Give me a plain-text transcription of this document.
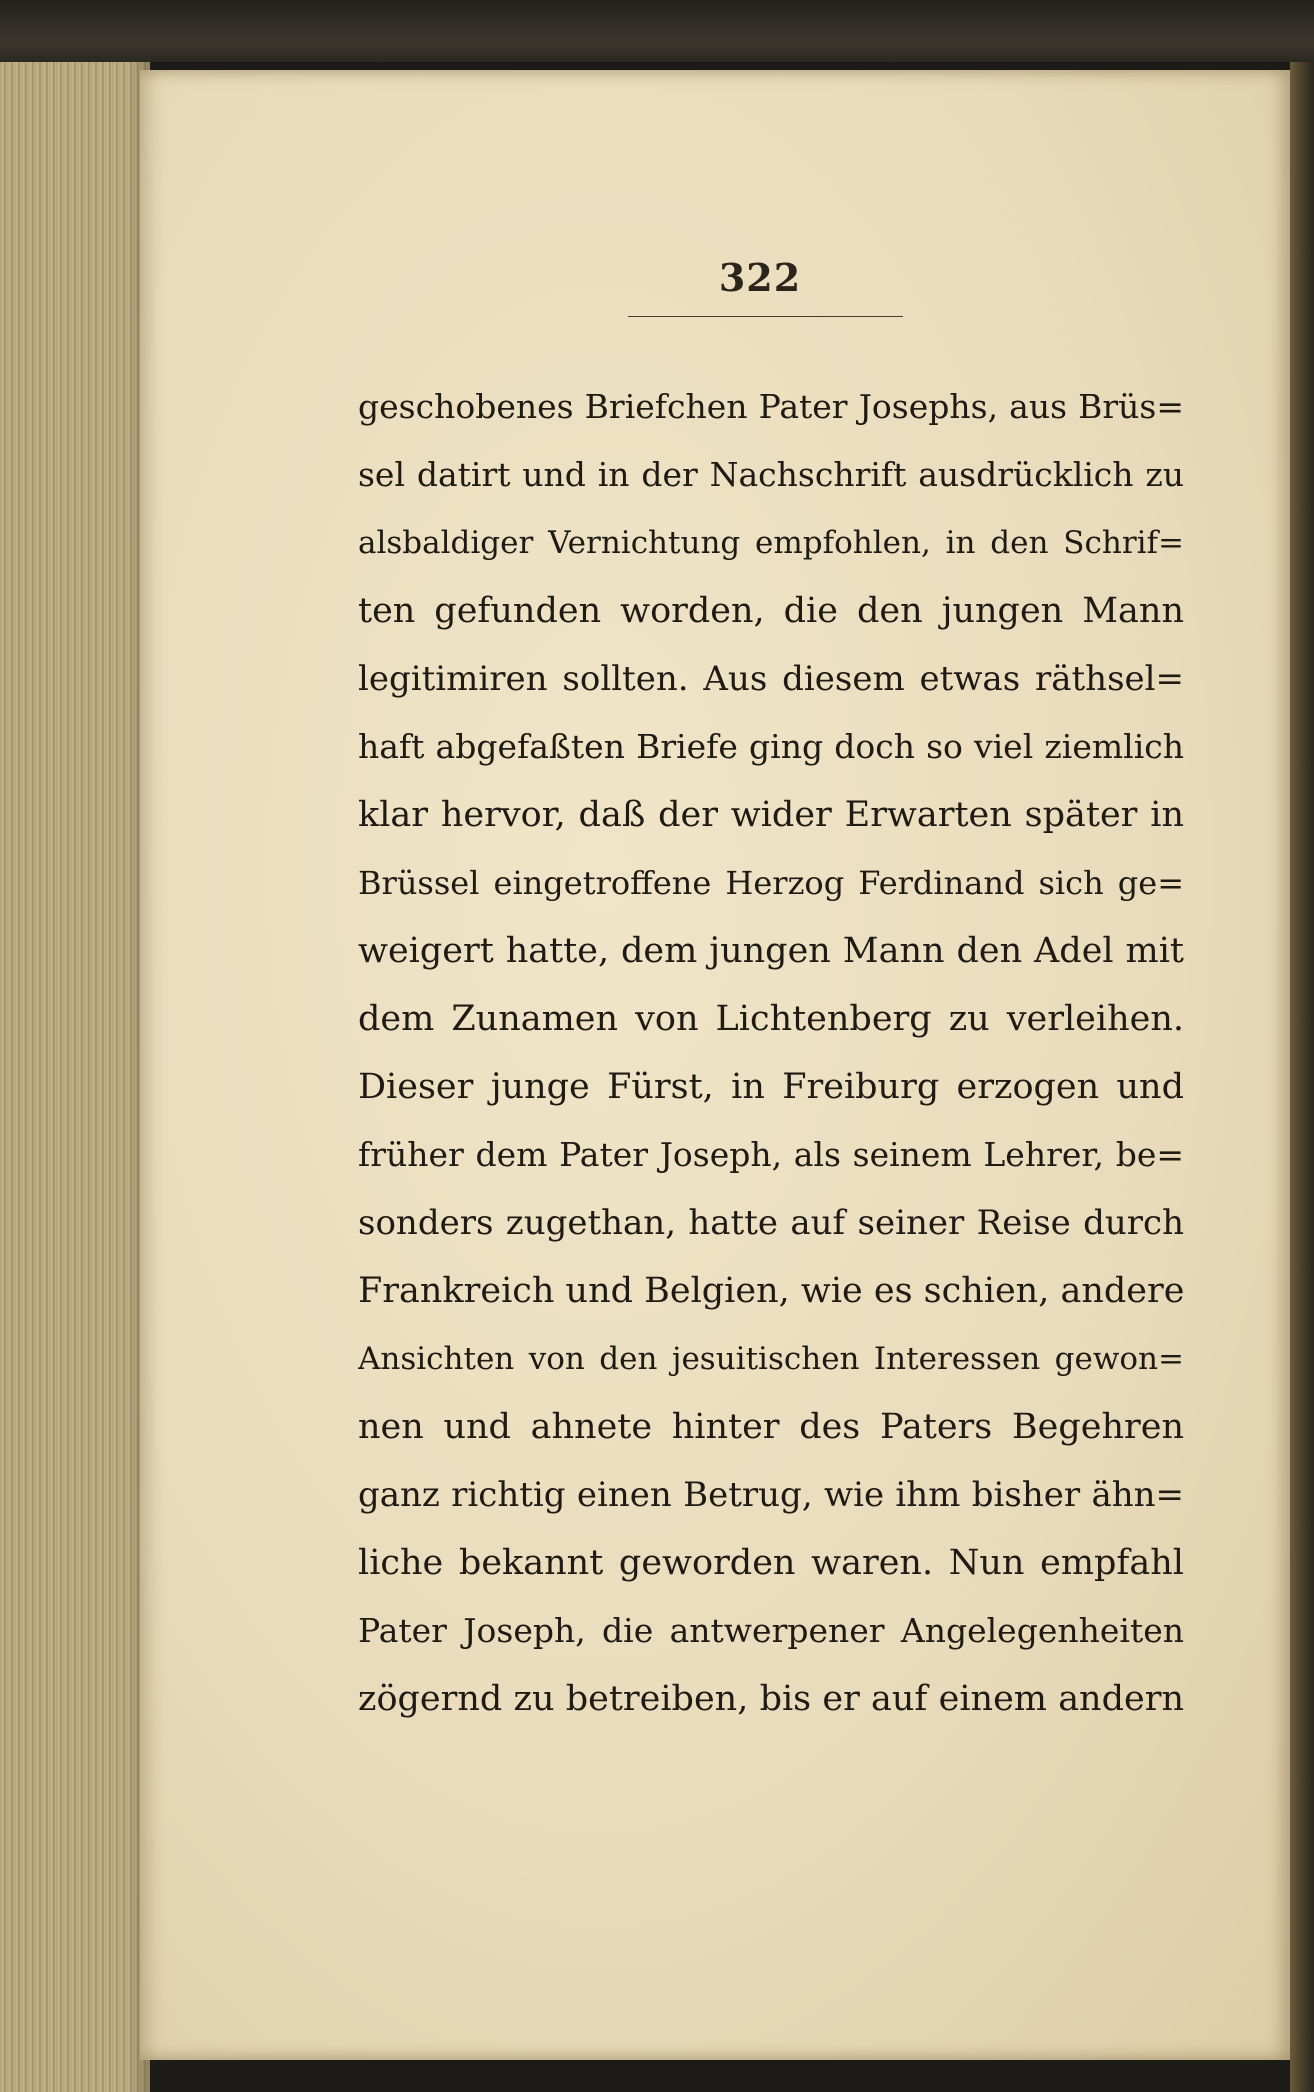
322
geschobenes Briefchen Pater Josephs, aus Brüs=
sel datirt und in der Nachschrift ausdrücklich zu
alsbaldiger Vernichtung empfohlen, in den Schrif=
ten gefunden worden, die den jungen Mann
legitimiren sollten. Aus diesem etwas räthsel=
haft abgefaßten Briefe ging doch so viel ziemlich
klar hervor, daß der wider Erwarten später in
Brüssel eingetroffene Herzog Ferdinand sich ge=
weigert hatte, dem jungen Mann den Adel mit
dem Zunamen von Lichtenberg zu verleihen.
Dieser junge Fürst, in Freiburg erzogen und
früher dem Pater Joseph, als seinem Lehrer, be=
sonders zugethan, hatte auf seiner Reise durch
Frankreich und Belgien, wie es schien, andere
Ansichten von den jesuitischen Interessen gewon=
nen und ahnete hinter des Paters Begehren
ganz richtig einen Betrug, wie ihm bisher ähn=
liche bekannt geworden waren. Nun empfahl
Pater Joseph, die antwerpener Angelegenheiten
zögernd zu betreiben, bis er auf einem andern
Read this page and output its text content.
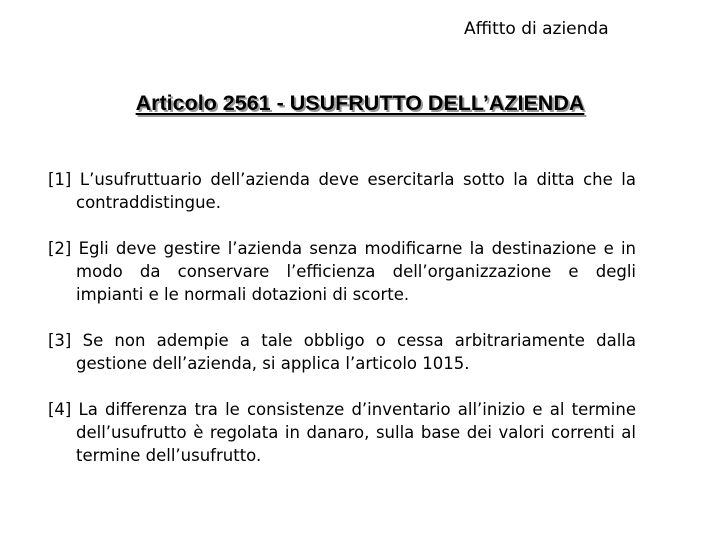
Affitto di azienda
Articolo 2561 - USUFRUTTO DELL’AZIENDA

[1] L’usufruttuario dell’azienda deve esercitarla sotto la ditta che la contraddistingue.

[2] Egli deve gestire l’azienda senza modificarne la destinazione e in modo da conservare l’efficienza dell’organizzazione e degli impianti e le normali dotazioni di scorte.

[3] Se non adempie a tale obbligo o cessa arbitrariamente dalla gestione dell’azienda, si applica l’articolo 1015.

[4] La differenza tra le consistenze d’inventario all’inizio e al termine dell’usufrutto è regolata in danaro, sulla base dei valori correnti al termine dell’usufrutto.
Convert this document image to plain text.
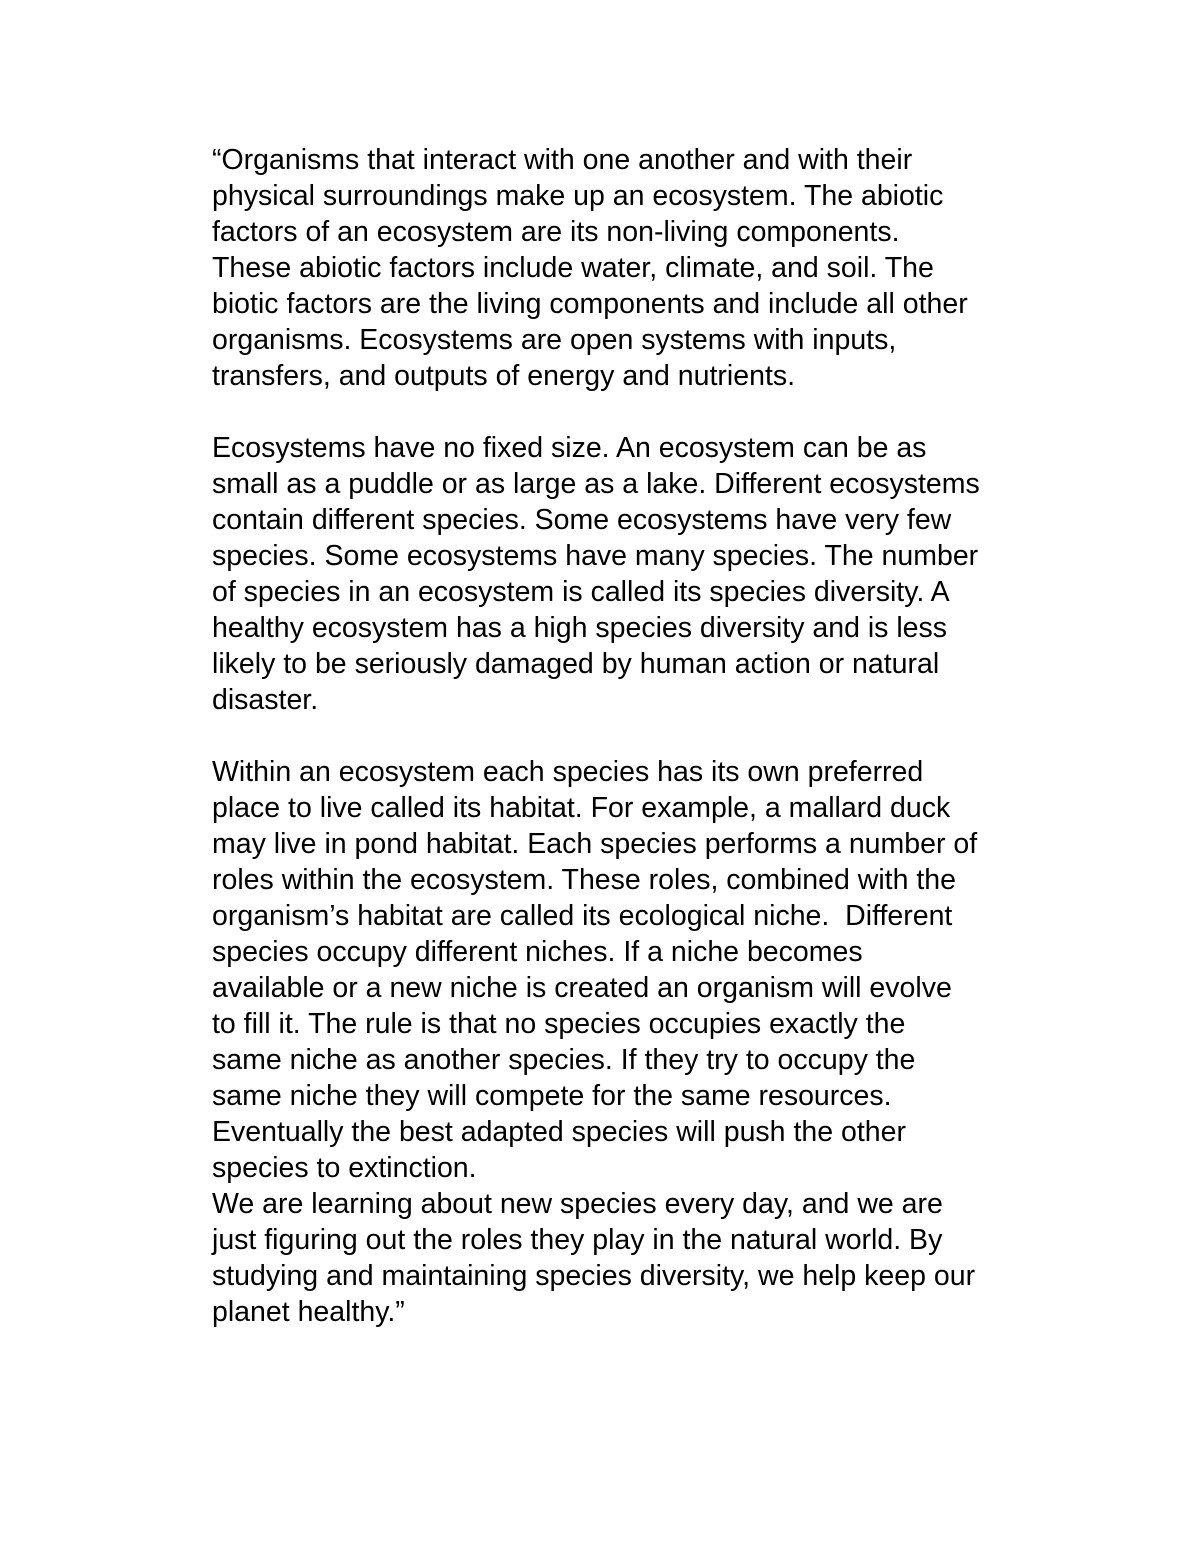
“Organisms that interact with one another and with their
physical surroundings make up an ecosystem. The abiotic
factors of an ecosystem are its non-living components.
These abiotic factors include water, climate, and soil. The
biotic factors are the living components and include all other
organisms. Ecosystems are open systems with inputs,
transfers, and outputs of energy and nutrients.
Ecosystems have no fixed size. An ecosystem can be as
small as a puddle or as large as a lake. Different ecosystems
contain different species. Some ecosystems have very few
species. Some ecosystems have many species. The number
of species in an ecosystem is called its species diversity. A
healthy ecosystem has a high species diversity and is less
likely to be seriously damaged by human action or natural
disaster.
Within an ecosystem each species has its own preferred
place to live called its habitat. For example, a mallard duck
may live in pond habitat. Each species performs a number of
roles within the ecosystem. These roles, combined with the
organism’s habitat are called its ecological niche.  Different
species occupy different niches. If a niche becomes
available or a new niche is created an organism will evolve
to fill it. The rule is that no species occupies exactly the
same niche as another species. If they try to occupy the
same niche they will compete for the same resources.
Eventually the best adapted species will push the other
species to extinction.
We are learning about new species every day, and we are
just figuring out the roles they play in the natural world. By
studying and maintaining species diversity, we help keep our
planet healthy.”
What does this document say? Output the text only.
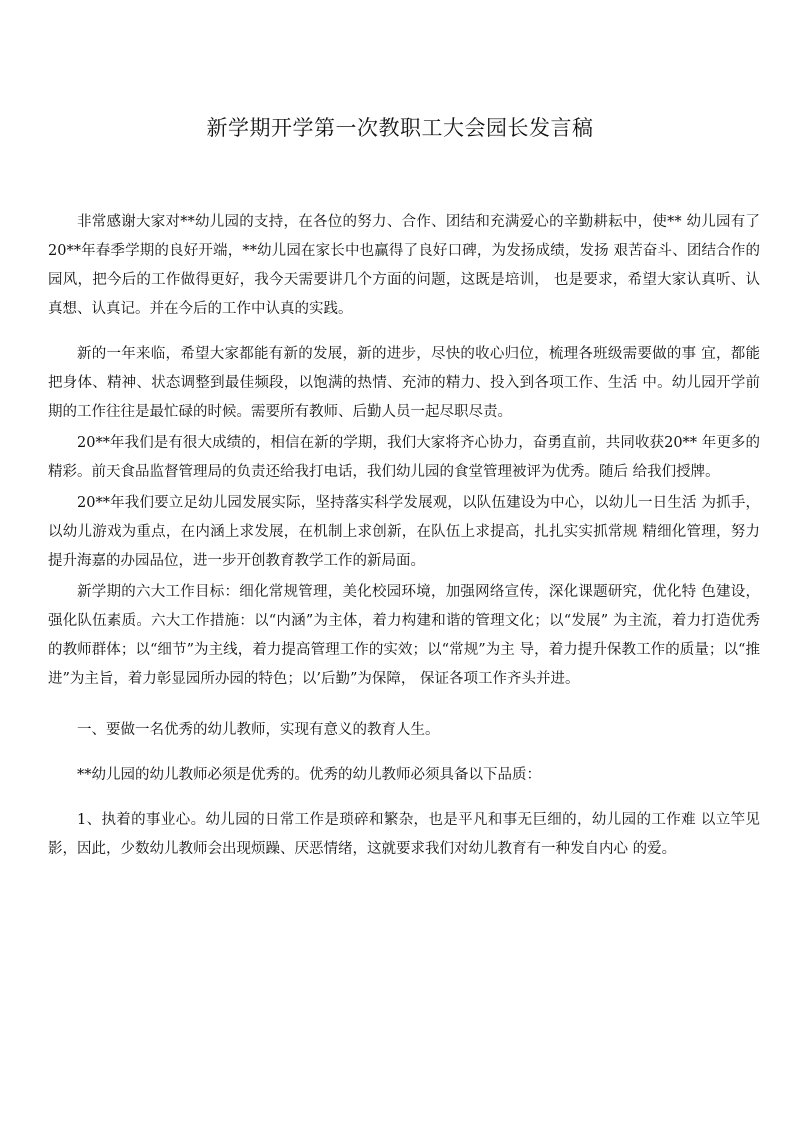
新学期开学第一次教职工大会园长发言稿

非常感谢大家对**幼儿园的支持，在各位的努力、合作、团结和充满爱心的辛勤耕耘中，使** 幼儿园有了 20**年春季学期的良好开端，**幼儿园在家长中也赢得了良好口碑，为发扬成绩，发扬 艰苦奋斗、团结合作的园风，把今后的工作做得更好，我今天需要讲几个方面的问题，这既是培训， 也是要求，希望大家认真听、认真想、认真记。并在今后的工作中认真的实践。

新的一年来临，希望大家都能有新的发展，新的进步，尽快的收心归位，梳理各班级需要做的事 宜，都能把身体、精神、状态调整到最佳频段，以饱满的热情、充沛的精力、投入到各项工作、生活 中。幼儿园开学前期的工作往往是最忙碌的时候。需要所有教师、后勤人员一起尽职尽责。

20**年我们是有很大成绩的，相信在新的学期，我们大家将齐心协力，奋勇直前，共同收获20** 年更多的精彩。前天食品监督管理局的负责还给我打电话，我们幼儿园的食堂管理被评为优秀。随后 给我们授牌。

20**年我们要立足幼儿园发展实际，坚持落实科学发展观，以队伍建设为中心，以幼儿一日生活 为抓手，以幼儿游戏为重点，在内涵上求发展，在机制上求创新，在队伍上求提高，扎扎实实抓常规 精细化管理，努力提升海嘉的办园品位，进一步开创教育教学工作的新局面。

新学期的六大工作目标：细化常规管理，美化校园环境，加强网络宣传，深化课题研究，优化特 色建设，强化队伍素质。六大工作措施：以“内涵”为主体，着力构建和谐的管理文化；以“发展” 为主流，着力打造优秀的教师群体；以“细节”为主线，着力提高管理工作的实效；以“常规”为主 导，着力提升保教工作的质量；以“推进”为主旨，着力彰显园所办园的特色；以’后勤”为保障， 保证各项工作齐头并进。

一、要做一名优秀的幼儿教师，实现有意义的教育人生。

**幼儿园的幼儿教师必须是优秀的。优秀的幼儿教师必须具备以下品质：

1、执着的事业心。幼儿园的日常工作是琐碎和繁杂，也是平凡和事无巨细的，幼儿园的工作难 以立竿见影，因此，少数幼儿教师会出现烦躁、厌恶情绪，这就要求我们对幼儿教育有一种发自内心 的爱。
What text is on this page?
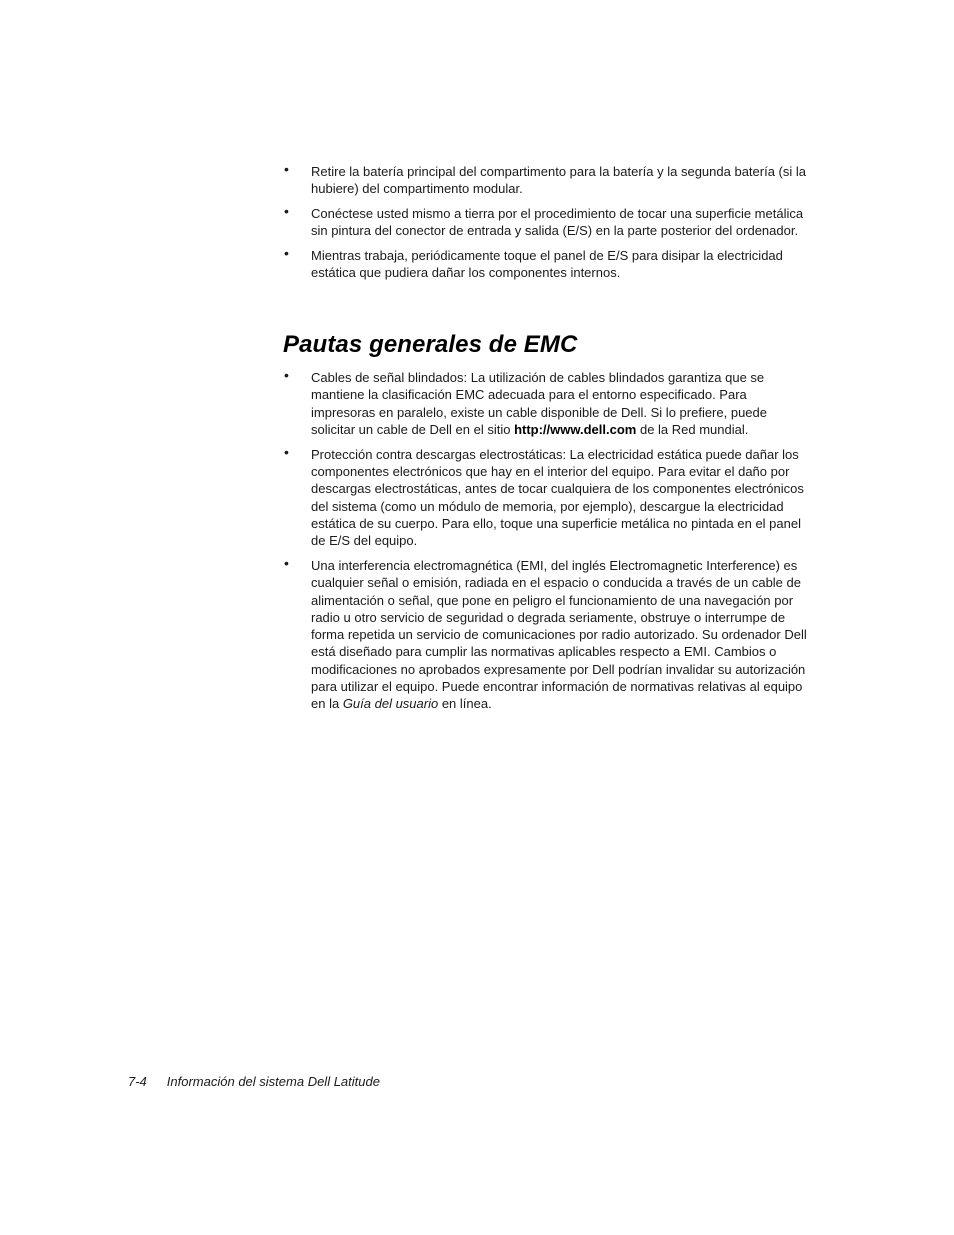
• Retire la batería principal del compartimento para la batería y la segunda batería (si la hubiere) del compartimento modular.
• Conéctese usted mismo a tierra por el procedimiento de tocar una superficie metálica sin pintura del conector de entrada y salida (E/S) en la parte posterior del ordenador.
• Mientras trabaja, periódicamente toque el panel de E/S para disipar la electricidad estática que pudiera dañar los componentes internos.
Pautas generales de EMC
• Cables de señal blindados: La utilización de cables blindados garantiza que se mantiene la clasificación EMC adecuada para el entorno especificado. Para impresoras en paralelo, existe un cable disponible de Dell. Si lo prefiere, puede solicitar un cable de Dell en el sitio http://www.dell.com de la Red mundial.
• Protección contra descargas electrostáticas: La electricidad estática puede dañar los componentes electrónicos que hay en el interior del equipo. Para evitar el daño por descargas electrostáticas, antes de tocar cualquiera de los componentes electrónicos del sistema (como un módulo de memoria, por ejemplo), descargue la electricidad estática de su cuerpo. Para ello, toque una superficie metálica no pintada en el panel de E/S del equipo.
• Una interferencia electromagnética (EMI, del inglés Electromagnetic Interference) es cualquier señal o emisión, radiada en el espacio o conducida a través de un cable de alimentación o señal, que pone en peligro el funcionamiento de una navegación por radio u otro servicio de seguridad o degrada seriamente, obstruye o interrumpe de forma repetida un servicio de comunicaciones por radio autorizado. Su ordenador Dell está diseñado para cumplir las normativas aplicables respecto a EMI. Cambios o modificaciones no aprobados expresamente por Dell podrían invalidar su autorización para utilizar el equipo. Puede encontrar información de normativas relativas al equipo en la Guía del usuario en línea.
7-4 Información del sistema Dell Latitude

++++++++

§ **WRITTEN PROBLEM**
Look through the material above and pick out each line holding the word "jungen".

§ **RIGHT ANSWER**
ten gefunden worden, die den jungen Mann
weigert hatte, dem jungen Mann den Adel mit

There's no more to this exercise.